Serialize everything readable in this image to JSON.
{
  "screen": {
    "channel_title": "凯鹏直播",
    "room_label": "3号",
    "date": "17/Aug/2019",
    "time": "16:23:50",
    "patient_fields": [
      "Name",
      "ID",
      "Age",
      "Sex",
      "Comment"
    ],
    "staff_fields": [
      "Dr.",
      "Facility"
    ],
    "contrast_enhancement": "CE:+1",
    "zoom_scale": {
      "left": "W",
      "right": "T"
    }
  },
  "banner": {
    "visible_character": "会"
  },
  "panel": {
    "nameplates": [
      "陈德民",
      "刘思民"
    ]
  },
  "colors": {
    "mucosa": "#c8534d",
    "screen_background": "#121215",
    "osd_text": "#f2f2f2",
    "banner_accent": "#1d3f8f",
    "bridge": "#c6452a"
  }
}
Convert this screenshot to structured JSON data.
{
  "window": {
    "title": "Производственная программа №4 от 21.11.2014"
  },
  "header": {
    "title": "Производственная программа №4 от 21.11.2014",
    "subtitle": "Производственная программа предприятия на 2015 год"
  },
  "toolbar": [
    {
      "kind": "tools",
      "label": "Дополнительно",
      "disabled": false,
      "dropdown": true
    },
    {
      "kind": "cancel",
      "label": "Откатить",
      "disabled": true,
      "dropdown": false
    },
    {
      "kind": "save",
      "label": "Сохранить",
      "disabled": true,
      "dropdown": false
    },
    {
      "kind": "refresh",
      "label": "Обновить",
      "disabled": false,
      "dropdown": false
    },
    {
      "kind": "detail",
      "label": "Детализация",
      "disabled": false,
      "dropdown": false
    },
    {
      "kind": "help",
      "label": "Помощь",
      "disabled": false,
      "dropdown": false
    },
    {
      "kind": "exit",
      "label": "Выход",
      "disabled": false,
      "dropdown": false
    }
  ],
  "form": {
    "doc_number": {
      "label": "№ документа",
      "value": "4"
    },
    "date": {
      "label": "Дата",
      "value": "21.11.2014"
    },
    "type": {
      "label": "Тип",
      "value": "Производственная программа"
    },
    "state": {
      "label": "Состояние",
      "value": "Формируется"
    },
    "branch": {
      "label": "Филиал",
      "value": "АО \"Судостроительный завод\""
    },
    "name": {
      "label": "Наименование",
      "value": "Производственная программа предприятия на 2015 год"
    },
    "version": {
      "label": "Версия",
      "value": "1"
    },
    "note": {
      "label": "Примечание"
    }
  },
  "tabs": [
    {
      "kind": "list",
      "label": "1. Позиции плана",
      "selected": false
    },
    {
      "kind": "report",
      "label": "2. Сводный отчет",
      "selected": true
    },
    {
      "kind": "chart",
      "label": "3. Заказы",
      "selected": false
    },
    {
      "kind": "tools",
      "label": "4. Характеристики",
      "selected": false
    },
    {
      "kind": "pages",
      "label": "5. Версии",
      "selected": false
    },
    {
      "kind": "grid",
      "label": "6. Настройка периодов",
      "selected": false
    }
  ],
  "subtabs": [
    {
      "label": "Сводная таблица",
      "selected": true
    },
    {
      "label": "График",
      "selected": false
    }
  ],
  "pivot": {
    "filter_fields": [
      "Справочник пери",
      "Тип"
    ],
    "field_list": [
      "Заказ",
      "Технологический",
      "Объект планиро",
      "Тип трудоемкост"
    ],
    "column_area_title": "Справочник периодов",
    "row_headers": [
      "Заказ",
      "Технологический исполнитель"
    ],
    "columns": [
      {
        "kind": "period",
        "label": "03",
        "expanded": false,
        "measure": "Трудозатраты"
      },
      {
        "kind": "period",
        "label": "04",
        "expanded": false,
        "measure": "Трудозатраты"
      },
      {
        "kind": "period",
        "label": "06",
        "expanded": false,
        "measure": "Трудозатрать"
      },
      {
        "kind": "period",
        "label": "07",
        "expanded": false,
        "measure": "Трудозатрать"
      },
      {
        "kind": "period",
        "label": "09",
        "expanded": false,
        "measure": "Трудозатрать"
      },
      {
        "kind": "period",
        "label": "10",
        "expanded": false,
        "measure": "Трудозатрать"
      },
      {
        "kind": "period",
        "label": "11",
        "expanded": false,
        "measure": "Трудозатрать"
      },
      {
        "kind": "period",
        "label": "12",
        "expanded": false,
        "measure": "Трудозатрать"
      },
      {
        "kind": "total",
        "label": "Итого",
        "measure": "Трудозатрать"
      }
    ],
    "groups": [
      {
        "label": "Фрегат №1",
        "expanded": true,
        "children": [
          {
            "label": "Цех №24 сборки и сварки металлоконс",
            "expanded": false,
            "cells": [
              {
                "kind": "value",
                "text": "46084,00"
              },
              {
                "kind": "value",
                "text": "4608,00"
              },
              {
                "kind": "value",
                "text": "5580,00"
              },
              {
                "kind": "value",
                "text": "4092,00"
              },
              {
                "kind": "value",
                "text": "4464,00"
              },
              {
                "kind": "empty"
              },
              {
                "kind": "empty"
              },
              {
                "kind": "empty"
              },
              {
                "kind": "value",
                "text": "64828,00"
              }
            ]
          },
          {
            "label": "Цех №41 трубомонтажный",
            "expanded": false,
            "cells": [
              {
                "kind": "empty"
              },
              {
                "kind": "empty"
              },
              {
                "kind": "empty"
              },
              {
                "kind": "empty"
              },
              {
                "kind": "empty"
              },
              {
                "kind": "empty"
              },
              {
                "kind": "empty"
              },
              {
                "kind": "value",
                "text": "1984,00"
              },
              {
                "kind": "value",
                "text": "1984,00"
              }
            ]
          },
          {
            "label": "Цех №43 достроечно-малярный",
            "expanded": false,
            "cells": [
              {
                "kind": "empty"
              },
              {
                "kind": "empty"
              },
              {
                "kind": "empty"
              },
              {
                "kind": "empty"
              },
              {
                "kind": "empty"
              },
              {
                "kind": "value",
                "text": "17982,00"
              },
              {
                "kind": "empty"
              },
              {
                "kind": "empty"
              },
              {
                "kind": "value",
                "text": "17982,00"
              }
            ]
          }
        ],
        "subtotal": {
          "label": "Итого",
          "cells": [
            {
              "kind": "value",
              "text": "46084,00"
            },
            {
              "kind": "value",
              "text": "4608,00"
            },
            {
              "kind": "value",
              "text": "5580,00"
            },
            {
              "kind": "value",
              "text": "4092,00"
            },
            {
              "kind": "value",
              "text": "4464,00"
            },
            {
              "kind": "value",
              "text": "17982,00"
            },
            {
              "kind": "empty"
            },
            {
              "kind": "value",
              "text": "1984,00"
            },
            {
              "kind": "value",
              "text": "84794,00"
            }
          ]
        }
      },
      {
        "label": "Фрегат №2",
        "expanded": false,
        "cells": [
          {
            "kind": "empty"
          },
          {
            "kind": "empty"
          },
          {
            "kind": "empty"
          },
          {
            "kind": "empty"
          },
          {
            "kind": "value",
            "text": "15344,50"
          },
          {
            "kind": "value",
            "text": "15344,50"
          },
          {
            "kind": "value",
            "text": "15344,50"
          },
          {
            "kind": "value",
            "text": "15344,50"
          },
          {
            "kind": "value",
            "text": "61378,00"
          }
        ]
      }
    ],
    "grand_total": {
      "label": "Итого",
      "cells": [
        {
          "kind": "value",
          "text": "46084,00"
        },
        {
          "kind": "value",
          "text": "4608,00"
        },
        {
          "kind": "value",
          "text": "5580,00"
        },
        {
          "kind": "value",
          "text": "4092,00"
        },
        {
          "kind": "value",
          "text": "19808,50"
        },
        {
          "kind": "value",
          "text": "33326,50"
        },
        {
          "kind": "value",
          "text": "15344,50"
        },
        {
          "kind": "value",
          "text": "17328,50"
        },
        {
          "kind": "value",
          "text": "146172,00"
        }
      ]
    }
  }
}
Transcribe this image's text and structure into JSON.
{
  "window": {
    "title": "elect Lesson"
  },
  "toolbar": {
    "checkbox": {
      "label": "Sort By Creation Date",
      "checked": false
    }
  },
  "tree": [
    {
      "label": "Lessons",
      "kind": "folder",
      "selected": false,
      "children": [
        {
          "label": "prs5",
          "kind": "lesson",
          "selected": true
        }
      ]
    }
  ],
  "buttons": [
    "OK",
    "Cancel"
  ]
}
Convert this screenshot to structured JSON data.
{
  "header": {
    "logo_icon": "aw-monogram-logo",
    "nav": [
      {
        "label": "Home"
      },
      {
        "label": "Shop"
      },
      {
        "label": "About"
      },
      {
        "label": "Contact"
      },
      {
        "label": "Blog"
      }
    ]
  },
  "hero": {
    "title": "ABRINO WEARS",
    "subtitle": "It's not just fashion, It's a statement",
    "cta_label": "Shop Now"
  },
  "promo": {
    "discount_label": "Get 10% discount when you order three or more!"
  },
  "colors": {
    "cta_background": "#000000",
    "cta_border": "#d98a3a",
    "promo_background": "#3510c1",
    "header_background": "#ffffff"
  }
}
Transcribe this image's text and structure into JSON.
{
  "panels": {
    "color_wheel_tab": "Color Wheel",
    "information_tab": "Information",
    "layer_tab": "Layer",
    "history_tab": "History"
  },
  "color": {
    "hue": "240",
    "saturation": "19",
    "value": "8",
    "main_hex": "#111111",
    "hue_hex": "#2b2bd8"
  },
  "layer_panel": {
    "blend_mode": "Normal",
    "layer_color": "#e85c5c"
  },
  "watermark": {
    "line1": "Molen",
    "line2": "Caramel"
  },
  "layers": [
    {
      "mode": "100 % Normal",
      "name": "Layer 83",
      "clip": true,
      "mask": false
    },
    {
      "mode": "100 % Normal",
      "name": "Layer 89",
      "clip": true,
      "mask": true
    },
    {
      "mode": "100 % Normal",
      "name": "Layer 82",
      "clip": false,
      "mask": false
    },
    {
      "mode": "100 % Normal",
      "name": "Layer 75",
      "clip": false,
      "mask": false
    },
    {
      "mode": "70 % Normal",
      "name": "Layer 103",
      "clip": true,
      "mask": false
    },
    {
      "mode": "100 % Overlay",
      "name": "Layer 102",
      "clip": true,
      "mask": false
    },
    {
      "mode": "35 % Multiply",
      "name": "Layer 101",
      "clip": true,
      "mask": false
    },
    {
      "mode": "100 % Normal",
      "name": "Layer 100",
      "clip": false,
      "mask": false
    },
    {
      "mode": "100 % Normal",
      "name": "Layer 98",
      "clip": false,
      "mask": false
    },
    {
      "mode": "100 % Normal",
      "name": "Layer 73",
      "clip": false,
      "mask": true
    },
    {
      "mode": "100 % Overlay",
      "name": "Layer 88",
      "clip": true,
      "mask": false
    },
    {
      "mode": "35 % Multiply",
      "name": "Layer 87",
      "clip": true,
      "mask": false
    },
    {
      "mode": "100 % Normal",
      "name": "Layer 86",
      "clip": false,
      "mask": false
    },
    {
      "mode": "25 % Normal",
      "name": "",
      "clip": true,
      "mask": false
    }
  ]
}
________________
In the entries above, find each line with the string "предприятия" and copy it.

    "subtitle": "Производственная программа предприятия на 2015 год"
      "value": "Производственная программа предприятия на 2015 год"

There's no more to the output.